OBJECTIVE: The exercise asks you to copy every line below in which "urgence" appears.

(Data entries)
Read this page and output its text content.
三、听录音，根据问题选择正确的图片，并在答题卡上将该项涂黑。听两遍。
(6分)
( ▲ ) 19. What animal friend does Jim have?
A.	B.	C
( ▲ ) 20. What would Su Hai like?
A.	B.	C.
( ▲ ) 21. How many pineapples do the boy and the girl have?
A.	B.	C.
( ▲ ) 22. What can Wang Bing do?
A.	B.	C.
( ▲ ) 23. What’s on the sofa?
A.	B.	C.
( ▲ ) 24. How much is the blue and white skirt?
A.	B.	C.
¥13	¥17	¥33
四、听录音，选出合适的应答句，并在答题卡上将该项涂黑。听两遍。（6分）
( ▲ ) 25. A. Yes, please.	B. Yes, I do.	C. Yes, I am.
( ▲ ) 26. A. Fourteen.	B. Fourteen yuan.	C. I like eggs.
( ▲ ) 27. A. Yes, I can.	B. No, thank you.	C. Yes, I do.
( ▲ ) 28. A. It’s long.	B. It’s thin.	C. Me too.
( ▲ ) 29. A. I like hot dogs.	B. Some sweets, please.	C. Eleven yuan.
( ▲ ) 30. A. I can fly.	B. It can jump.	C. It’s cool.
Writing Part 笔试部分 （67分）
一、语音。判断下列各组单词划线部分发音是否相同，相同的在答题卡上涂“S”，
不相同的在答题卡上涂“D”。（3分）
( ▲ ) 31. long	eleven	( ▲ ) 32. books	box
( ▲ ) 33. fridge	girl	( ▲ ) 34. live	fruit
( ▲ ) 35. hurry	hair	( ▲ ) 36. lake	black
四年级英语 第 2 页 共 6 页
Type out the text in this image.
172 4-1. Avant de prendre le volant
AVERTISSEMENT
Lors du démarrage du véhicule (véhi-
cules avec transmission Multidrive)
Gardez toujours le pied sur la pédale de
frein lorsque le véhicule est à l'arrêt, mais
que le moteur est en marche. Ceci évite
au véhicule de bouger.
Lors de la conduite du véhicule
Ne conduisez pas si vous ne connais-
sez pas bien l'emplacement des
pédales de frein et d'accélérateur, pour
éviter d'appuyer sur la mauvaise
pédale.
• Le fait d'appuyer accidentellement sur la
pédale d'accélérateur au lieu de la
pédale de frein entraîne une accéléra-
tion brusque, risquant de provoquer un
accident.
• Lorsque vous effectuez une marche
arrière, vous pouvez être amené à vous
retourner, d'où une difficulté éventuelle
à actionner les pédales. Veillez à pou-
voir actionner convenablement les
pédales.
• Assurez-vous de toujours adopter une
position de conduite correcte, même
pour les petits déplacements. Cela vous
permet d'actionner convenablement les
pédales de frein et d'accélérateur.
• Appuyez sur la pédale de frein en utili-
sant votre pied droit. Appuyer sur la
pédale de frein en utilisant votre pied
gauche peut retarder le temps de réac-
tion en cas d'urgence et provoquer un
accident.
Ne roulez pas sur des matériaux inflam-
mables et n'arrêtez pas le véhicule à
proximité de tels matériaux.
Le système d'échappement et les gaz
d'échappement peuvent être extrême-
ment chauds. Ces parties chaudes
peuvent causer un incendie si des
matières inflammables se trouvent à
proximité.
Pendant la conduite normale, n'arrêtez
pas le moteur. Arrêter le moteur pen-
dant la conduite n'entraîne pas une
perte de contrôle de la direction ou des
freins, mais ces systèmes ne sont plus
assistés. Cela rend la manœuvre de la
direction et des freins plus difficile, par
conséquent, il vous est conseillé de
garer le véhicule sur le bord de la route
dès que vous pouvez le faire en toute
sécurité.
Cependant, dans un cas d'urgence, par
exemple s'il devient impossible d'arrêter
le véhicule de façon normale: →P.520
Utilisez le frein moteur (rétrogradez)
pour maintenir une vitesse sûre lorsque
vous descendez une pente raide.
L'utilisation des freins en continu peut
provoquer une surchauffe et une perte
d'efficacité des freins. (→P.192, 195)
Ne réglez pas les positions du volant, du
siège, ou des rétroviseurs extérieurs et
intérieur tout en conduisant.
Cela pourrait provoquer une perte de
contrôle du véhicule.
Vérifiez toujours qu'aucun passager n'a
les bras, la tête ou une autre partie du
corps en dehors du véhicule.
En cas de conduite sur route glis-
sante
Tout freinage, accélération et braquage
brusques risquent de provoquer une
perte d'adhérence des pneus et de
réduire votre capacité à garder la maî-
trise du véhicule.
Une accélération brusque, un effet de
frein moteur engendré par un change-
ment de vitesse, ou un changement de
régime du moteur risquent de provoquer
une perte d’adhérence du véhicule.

CORRECT RESPONSE:
tion en cas d'urgence et provoquer un
Cependant, dans un cas d'urgence, par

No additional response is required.